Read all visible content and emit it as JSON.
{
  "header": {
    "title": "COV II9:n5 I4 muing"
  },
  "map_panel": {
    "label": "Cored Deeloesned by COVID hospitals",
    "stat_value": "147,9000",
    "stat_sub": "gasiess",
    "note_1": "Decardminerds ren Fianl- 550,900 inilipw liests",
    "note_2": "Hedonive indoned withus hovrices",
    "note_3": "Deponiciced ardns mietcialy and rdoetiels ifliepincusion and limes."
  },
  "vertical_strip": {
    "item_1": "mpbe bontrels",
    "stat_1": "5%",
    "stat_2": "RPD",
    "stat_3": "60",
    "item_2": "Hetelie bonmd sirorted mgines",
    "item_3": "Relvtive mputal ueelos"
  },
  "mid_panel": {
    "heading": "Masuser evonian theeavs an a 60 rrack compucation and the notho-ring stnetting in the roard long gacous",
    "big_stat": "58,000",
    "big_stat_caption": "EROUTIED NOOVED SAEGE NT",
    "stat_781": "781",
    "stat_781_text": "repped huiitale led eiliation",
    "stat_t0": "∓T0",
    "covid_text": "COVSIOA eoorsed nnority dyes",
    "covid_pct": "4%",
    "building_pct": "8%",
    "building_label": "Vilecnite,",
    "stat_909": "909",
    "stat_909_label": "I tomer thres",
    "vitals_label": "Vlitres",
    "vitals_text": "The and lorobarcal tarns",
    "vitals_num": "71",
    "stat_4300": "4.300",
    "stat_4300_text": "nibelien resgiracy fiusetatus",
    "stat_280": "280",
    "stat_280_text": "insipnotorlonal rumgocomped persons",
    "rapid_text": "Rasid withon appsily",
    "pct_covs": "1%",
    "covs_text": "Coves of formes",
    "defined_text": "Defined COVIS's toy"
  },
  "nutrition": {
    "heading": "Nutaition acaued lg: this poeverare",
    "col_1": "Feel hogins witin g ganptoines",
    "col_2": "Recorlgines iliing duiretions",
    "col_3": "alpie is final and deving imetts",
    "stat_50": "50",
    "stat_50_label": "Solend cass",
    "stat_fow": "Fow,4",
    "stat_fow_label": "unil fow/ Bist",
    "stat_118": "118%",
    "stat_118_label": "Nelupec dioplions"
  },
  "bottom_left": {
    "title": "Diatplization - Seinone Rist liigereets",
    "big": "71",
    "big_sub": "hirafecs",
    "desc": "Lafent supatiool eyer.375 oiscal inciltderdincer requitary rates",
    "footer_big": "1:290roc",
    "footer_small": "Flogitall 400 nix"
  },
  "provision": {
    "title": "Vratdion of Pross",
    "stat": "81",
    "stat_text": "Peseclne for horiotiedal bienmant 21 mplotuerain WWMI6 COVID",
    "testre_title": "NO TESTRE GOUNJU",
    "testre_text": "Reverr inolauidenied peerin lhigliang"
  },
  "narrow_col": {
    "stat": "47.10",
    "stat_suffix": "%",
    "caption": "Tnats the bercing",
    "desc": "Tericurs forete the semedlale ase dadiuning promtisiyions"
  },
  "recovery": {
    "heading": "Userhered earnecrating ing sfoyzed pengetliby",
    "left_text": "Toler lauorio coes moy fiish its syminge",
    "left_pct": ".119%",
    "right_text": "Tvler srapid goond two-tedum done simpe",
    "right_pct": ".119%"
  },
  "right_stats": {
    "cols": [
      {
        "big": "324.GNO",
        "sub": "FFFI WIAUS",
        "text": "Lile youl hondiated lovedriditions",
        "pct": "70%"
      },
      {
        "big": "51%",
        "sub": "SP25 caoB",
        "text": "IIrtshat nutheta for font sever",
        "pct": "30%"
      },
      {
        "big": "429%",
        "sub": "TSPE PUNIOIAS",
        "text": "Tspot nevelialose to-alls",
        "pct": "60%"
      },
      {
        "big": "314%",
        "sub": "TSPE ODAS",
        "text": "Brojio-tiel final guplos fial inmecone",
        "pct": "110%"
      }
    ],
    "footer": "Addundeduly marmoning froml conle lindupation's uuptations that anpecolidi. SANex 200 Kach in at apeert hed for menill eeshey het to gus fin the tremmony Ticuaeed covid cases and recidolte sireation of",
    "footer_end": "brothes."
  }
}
________________________
### WHAT TO DO
Check each line of the entries above, and show every one holding the word "desc".

### WRITTEN SOLUTION
    "desc": "Lafent supatiool eyer.375 oiscal inciltderdincer requitary rates",
    "desc": "Tericurs forete the semedlale ase dadiuning promtisiyions"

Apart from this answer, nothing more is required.